### [Task details]
Check each line of the records below and collect those that include the word "Preview".

--------------------------------------------------

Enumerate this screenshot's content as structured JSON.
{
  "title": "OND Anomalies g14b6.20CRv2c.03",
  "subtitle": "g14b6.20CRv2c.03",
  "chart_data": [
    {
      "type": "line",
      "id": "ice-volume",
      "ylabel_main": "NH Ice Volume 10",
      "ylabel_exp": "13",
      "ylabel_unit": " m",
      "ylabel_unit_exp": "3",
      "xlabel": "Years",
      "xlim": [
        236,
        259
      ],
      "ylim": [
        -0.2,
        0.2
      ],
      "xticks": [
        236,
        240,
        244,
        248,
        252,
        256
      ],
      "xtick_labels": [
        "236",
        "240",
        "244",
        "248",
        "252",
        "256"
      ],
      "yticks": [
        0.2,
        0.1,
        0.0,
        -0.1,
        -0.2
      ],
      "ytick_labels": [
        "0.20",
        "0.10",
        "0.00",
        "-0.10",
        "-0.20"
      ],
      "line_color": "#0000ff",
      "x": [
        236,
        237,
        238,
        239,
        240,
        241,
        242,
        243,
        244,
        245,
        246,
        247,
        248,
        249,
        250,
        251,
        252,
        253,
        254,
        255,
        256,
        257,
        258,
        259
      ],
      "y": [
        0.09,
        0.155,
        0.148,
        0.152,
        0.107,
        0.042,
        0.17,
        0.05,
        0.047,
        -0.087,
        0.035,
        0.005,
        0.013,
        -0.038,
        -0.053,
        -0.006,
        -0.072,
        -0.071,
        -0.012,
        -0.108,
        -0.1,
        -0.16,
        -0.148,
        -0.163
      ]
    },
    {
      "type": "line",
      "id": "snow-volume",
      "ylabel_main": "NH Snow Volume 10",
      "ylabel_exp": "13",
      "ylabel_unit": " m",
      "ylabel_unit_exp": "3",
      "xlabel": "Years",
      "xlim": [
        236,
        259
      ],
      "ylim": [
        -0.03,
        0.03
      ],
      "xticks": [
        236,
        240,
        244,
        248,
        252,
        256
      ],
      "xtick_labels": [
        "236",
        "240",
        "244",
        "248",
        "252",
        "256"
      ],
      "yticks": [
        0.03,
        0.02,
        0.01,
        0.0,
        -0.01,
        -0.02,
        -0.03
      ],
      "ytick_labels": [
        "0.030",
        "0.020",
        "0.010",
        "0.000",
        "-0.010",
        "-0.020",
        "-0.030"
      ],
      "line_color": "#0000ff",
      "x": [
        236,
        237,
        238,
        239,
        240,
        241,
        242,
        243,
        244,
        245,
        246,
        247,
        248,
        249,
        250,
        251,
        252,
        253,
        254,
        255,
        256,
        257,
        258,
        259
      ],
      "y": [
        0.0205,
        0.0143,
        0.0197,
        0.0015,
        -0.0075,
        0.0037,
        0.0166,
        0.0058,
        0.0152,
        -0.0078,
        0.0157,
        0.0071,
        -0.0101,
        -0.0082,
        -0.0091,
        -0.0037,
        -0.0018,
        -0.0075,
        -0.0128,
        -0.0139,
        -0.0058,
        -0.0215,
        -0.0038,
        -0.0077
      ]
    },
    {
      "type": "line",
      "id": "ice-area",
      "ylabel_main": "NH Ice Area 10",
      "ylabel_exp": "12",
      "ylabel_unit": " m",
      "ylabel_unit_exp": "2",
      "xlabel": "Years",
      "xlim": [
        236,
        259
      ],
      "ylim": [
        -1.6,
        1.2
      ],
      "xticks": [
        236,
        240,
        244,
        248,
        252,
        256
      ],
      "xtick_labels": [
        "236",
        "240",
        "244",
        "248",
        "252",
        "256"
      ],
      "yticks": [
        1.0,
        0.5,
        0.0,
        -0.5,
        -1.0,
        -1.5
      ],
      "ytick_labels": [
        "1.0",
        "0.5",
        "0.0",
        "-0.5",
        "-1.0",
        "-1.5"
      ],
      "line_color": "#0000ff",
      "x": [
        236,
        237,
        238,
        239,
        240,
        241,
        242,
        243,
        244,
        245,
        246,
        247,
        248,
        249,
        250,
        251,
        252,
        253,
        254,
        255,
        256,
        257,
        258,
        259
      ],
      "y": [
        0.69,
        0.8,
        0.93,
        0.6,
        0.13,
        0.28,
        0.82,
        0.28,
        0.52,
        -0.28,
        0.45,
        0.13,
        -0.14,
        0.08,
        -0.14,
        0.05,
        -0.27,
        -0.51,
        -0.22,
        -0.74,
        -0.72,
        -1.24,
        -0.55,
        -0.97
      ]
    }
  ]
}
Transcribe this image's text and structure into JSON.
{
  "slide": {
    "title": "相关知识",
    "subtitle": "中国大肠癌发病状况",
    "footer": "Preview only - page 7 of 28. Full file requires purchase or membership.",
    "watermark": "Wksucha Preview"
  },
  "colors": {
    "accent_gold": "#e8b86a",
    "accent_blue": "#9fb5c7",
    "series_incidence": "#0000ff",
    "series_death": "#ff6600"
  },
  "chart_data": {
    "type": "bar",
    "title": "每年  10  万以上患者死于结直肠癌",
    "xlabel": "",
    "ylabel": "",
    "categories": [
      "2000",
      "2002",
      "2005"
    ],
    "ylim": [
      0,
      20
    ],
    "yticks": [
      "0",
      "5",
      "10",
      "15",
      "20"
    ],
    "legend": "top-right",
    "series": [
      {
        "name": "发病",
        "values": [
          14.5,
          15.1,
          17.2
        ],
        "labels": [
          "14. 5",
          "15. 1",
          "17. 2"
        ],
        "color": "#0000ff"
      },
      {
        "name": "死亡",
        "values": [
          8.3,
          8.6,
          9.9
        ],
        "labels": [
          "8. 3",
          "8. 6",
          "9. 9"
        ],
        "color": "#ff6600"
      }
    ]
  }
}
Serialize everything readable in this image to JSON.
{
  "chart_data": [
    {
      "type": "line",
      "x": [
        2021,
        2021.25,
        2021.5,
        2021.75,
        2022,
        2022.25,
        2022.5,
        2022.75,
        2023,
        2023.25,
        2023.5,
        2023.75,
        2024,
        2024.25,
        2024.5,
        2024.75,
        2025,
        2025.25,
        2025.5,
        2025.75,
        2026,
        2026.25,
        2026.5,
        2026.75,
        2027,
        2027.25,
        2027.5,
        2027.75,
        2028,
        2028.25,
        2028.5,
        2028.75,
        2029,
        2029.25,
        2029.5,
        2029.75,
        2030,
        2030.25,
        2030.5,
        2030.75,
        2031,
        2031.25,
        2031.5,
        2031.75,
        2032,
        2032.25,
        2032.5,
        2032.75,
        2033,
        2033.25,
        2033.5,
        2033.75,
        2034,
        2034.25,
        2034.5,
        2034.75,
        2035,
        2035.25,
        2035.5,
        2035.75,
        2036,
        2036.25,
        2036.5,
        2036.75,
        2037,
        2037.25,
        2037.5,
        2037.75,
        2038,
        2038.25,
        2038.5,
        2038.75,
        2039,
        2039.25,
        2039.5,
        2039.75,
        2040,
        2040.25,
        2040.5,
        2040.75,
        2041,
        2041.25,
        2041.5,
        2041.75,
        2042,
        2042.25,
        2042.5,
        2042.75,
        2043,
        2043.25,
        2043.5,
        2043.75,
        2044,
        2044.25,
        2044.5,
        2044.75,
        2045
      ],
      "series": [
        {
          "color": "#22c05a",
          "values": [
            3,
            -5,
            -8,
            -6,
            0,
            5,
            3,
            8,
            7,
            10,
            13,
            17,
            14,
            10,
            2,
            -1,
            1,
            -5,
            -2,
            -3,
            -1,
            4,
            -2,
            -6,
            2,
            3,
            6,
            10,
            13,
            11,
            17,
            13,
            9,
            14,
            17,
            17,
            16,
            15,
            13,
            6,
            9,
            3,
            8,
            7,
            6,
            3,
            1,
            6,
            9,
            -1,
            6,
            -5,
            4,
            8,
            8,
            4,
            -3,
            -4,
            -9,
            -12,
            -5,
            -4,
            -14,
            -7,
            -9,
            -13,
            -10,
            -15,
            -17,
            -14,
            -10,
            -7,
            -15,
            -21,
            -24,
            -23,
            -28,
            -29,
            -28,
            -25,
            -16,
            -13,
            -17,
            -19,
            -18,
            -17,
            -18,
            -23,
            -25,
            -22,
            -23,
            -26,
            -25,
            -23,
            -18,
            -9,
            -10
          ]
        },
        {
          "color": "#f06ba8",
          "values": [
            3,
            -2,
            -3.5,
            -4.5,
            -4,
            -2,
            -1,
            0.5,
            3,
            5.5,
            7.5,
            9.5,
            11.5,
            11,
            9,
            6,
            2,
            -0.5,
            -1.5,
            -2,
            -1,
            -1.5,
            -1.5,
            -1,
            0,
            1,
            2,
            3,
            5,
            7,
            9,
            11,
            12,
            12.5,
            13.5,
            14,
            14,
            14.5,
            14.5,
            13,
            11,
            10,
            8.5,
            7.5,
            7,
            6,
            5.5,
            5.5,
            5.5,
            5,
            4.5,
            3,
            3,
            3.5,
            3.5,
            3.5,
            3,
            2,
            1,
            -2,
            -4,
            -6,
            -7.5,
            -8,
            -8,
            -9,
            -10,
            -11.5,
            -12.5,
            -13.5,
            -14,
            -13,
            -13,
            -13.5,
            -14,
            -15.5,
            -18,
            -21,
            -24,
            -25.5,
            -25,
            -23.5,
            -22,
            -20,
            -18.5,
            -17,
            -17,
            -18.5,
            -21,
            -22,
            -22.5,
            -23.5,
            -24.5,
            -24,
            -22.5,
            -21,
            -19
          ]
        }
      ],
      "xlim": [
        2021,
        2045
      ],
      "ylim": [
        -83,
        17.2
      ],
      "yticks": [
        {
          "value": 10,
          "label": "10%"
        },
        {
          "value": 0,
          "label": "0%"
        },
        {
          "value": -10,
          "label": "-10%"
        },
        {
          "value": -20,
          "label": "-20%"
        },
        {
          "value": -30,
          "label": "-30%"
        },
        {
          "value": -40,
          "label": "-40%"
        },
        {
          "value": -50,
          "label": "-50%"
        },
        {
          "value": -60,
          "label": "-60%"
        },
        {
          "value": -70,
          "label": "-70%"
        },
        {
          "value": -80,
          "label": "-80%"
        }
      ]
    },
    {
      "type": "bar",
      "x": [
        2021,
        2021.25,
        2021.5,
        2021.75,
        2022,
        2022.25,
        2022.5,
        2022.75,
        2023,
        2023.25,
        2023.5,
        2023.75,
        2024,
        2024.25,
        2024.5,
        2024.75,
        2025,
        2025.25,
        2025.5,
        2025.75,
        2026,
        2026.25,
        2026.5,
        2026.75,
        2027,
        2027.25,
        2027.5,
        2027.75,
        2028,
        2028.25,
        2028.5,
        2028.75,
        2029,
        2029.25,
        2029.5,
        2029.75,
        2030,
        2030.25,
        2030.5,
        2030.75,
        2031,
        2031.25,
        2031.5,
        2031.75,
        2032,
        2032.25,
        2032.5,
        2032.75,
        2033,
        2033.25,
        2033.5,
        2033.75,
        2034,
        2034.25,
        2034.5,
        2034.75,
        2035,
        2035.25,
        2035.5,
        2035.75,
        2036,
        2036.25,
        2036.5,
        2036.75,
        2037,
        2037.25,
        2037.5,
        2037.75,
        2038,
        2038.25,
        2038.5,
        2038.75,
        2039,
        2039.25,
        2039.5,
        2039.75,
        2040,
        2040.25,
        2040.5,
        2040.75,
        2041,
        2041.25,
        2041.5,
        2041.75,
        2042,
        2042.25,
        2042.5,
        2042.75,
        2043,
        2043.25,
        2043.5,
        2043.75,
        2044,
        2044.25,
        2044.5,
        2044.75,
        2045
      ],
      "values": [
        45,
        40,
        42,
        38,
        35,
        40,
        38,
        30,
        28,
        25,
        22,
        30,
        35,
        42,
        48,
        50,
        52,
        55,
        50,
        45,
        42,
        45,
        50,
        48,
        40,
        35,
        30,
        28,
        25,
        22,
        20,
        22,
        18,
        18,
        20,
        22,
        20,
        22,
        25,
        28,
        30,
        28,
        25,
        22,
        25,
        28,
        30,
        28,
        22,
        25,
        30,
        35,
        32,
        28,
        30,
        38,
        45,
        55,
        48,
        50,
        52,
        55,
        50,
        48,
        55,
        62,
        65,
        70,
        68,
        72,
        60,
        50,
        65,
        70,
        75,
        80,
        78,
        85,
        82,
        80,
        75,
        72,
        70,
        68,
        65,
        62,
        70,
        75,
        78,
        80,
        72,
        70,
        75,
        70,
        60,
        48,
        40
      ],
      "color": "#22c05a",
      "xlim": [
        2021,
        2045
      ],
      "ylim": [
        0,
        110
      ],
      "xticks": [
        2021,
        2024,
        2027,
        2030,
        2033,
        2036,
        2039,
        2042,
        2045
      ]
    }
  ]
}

--------------------------------------------------

### [The completed task]
    "footer": "Preview only - page 7 of 28. Full file requires purchase or membership.",
    "watermark": "Wksucha Preview"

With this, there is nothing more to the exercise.